## Short exercise:
Copy out all the lines in the records that include the word "legend".

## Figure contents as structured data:
* START *
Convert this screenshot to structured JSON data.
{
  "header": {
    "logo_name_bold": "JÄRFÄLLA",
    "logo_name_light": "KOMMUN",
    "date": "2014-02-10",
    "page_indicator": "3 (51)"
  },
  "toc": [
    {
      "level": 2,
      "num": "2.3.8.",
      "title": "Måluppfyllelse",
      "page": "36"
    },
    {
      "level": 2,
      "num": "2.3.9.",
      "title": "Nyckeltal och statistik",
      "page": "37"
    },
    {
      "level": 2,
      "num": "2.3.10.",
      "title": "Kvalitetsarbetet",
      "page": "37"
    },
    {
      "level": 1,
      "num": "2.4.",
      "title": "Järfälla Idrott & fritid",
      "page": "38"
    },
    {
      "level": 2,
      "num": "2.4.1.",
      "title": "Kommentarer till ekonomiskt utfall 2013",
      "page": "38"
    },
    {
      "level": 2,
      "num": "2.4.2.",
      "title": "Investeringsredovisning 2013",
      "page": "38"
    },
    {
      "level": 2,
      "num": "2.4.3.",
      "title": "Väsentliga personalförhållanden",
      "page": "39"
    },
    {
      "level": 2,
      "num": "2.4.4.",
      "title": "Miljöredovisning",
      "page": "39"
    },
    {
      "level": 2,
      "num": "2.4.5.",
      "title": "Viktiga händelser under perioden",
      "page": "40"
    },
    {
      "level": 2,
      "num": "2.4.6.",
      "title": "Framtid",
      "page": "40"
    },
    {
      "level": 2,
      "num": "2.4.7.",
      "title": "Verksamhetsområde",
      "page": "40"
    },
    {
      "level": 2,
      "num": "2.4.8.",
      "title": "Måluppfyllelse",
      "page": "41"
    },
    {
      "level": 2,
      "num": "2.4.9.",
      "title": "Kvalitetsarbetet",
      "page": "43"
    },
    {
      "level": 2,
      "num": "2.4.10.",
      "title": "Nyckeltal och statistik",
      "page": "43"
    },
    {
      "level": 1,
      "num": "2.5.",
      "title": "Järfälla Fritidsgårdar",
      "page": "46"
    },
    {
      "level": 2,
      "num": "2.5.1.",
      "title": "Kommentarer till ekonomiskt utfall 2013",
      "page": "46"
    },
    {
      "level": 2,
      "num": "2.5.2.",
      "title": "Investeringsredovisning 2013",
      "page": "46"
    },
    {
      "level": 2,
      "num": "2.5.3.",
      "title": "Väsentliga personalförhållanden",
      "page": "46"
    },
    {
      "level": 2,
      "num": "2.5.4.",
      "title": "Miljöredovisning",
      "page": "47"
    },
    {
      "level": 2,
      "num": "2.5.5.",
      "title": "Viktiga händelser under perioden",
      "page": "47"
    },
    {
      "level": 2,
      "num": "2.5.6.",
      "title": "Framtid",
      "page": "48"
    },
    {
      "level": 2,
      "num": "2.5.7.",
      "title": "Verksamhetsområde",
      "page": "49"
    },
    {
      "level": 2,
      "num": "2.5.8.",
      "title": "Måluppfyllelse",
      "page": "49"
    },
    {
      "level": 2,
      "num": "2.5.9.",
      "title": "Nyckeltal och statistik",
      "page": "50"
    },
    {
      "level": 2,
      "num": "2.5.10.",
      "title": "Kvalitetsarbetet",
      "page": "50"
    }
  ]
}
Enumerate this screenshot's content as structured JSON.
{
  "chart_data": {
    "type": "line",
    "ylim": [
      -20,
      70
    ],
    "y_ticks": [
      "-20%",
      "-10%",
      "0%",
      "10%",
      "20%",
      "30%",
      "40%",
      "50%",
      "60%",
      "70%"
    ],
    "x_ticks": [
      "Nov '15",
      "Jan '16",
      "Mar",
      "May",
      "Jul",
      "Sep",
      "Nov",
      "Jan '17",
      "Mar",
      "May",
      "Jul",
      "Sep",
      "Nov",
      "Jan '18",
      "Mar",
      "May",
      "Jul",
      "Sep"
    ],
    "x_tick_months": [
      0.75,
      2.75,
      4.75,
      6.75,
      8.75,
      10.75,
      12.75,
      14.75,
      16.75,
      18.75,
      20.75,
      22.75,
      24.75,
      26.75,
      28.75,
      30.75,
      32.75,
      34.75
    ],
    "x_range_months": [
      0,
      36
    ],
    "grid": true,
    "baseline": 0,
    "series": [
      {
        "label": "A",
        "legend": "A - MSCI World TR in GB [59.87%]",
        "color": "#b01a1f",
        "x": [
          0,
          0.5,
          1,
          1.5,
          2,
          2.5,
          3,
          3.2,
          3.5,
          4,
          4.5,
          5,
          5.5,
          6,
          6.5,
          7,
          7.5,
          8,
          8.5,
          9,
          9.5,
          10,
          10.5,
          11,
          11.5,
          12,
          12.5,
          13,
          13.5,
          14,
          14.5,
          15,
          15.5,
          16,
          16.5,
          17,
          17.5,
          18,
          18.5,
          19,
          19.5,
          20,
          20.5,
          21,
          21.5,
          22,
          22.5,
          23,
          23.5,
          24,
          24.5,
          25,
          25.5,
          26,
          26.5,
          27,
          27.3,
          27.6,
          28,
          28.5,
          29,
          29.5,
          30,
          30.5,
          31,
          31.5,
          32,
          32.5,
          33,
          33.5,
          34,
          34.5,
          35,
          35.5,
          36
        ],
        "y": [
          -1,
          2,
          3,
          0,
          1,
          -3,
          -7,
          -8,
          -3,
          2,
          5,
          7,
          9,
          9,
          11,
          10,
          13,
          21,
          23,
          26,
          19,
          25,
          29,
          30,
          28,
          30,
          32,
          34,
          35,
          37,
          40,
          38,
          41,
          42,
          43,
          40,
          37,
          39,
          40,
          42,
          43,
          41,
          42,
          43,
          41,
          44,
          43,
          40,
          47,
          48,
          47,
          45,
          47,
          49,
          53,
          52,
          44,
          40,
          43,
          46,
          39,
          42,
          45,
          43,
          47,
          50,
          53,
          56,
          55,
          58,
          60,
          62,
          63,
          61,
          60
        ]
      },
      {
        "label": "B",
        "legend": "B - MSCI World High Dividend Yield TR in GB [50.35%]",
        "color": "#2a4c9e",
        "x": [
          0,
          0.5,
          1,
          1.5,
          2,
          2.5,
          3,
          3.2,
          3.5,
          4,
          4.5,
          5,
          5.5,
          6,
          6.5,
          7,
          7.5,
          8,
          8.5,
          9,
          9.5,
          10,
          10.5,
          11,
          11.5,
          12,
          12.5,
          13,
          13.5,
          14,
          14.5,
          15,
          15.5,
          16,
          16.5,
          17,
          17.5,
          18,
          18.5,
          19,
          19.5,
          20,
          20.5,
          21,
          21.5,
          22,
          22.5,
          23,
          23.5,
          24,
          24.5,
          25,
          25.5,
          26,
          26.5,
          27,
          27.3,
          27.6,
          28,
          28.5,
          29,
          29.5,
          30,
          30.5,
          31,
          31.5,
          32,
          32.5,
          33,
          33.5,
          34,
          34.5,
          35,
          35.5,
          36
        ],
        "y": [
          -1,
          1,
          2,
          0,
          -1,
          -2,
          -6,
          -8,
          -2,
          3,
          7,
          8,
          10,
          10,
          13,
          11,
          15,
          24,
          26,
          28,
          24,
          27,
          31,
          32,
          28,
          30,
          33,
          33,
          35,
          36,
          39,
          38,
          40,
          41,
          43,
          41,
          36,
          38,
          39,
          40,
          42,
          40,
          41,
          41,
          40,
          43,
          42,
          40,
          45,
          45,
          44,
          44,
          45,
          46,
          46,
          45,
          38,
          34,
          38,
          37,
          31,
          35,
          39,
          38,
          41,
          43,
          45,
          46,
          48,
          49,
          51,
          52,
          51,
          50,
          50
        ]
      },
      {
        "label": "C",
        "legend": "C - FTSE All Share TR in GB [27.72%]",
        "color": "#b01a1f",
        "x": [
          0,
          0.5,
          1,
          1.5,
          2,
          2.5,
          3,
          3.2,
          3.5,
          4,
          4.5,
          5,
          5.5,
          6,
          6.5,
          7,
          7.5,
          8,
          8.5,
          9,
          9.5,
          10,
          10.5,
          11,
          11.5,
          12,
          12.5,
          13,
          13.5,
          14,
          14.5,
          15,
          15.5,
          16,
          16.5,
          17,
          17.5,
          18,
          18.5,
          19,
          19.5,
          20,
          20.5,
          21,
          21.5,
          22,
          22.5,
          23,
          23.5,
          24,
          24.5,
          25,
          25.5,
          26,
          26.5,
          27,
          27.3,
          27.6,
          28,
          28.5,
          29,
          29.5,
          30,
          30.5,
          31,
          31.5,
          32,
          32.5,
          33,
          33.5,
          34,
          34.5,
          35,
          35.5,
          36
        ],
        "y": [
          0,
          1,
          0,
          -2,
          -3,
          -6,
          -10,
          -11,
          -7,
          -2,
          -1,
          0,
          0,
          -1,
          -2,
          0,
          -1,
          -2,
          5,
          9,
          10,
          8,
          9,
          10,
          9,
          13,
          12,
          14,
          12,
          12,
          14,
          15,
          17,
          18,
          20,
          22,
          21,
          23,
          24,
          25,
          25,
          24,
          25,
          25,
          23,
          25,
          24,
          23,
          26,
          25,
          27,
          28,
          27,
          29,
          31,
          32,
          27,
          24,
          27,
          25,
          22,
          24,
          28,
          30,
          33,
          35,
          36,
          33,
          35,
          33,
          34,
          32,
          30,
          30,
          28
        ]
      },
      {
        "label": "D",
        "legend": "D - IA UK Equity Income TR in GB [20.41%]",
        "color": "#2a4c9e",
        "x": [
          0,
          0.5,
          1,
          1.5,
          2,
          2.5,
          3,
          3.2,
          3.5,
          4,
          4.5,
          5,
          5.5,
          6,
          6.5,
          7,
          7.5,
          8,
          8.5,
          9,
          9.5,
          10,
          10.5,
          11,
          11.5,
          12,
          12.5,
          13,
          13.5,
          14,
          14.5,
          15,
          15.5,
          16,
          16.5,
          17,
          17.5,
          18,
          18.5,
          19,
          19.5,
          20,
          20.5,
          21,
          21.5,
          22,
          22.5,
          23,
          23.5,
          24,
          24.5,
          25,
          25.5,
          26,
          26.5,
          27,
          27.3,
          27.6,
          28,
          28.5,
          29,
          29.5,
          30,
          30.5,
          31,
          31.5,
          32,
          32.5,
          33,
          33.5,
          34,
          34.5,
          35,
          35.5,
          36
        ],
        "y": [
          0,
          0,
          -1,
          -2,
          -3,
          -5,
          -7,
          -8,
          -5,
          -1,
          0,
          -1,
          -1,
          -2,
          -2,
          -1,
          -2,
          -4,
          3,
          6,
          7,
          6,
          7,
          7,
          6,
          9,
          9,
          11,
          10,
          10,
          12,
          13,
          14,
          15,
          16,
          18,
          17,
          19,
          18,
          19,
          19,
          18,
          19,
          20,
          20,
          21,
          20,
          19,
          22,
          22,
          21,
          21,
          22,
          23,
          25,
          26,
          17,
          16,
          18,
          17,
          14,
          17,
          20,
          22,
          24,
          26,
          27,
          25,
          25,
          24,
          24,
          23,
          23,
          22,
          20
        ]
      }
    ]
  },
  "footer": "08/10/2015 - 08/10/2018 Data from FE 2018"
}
* END *
## Solution:
        "legend": "A - MSCI World TR in GB [59.87%]",
        "legend": "B - MSCI World High Dividend Yield TR in GB [50.35%]",
        "legend": "C - FTSE All Share TR in GB [27.72%]",
        "legend": "D - IA UK Equity Income TR in GB [20.41%]",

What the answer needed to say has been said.